>> START

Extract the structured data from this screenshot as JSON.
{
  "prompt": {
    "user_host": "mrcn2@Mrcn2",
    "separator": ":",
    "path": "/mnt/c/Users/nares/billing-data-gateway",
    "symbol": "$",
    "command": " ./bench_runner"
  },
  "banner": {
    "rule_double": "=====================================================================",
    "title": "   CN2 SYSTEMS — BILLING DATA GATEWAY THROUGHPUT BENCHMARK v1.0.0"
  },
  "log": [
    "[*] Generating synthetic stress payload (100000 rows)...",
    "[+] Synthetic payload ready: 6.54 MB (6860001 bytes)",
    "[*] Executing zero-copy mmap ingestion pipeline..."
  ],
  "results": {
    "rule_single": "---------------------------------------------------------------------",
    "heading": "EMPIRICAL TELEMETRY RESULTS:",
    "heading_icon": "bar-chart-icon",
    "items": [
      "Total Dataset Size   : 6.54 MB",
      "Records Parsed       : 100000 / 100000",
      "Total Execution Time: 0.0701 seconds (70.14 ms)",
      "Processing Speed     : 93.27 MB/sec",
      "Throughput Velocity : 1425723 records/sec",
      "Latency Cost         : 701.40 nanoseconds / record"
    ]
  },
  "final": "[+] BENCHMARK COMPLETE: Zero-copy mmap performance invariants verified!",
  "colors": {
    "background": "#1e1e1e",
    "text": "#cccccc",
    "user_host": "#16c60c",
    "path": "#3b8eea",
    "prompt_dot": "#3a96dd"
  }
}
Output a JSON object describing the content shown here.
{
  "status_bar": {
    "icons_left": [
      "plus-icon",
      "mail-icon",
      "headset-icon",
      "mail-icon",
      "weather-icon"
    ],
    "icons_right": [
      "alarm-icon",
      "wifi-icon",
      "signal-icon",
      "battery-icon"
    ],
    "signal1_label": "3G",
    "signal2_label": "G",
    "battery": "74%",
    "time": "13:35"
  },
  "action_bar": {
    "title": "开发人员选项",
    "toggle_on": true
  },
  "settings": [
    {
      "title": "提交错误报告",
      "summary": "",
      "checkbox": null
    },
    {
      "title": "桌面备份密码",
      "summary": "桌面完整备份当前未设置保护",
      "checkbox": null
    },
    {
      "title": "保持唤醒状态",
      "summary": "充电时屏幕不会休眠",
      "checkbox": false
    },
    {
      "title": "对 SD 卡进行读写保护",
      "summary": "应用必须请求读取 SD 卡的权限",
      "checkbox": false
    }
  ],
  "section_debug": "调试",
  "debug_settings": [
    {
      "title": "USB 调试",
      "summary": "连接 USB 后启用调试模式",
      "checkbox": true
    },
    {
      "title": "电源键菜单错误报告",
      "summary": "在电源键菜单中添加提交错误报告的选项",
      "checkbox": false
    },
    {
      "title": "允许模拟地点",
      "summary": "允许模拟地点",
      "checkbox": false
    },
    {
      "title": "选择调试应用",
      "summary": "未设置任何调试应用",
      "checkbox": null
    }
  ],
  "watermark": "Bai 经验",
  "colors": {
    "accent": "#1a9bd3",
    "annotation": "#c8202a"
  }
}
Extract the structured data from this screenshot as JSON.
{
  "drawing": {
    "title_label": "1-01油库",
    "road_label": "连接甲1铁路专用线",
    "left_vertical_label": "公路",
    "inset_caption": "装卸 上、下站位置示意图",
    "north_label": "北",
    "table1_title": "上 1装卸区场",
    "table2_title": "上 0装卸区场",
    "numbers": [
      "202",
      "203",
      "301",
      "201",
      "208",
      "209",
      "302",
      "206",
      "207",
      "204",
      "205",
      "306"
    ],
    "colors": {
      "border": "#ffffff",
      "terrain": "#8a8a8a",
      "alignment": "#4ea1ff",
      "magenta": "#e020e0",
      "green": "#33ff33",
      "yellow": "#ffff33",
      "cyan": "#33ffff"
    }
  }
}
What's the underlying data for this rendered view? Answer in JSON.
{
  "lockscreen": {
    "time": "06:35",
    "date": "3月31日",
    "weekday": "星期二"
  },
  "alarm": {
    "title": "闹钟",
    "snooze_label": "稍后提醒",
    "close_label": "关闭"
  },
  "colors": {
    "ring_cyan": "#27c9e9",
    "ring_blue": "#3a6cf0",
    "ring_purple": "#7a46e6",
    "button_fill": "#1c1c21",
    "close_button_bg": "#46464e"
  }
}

>> END

Above are some records; repeat all of them exactly.

Written answer:
Extract the structured data from this screenshot as JSON.
{
  "prompt": {
    "user_host": "mrcn2@Mrcn2",
    "separator": ":",
    "path": "/mnt/c/Users/nares/billing-data-gateway",
    "symbol": "$",
    "command": " ./bench_runner"
  },
  "banner": {
    "rule_double": "=====================================================================",
    "title": "   CN2 SYSTEMS — BILLING DATA GATEWAY THROUGHPUT BENCHMARK v1.0.0"
  },
  "log": [
    "[*] Generating synthetic stress payload (100000 rows)...",
    "[+] Synthetic payload ready: 6.54 MB (6860001 bytes)",
    "[*] Executing zero-copy mmap ingestion pipeline..."
  ],
  "results": {
    "rule_single": "---------------------------------------------------------------------",
    "heading": "EMPIRICAL TELEMETRY RESULTS:",
    "heading_icon": "bar-chart-icon",
    "items": [
      "Total Dataset Size   : 6.54 MB",
      "Records Parsed       : 100000 / 100000",
      "Total Execution Time: 0.0701 seconds (70.14 ms)",
      "Processing Speed     : 93.27 MB/sec",
      "Throughput Velocity : 1425723 records/sec",
      "Latency Cost         : 701.40 nanoseconds / record"
    ]
  },
  "final": "[+] BENCHMARK COMPLETE: Zero-copy mmap performance invariants verified!",
  "colors": {
    "background": "#1e1e1e",
    "text": "#cccccc",
    "user_host": "#16c60c",
    "path": "#3b8eea",
    "prompt_dot": "#3a96dd"
  }
}
Output a JSON object describing the content shown here.
{
  "status_bar": {
    "icons_left": [
      "plus-icon",
      "mail-icon",
      "headset-icon",
      "mail-icon",
      "weather-icon"
    ],
    "icons_right": [
      "alarm-icon",
      "wifi-icon",
      "signal-icon",
      "battery-icon"
    ],
    "signal1_label": "3G",
    "signal2_label": "G",
    "battery": "74%",
    "time": "13:35"
  },
  "action_bar": {
    "title": "开发人员选项",
    "toggle_on": true
  },
  "settings": [
    {
      "title": "提交错误报告",
      "summary": "",
      "checkbox": null
    },
    {
      "title": "桌面备份密码",
      "summary": "桌面完整备份当前未设置保护",
      "checkbox": null
    },
    {
      "title": "保持唤醒状态",
      "summary": "充电时屏幕不会休眠",
      "checkbox": false
    },
    {
      "title": "对 SD 卡进行读写保护",
      "summary": "应用必须请求读取 SD 卡的权限",
      "checkbox": false
    }
  ],
  "section_debug": "调试",
  "debug_settings": [
    {
      "title": "USB 调试",
      "summary": "连接 USB 后启用调试模式",
      "checkbox": true
    },
    {
      "title": "电源键菜单错误报告",
      "summary": "在电源键菜单中添加提交错误报告的选项",
      "checkbox": false
    },
    {
      "title": "允许模拟地点",
      "summary": "允许模拟地点",
      "checkbox": false
    },
    {
      "title": "选择调试应用",
      "summary": "未设置任何调试应用",
      "checkbox": null
    }
  ],
  "watermark": "Bai 经验",
  "colors": {
    "accent": "#1a9bd3",
    "annotation": "#c8202a"
  }
}
Extract the structured data from this screenshot as JSON.
{
  "drawing": {
    "title_label": "1-01油库",
    "road_label": "连接甲1铁路专用线",
    "left_vertical_label": "公路",
    "inset_caption": "装卸 上、下站位置示意图",
    "north_label": "北",
    "table1_title": "上 1装卸区场",
    "table2_title": "上 0装卸区场",
    "numbers": [
      "202",
      "203",
      "301",
      "201",
      "208",
      "209",
      "302",
      "206",
      "207",
      "204",
      "205",
      "306"
    ],
    "colors": {
      "border": "#ffffff",
      "terrain": "#8a8a8a",
      "alignment": "#4ea1ff",
      "magenta": "#e020e0",
      "green": "#33ff33",
      "yellow": "#ffff33",
      "cyan": "#33ffff"
    }
  }
}
What's the underlying data for this rendered view? Answer in JSON.
{
  "lockscreen": {
    "time": "06:35",
    "date": "3月31日",
    "weekday": "星期二"
  },
  "alarm": {
    "title": "闹钟",
    "snooze_label": "稍后提醒",
    "close_label": "关闭"
  },
  "colors": {
    "ring_cyan": "#27c9e9",
    "ring_blue": "#3a6cf0",
    "ring_purple": "#7a46e6",
    "button_fill": "#1c1c21",
    "close_button_bg": "#46464e"
  }
}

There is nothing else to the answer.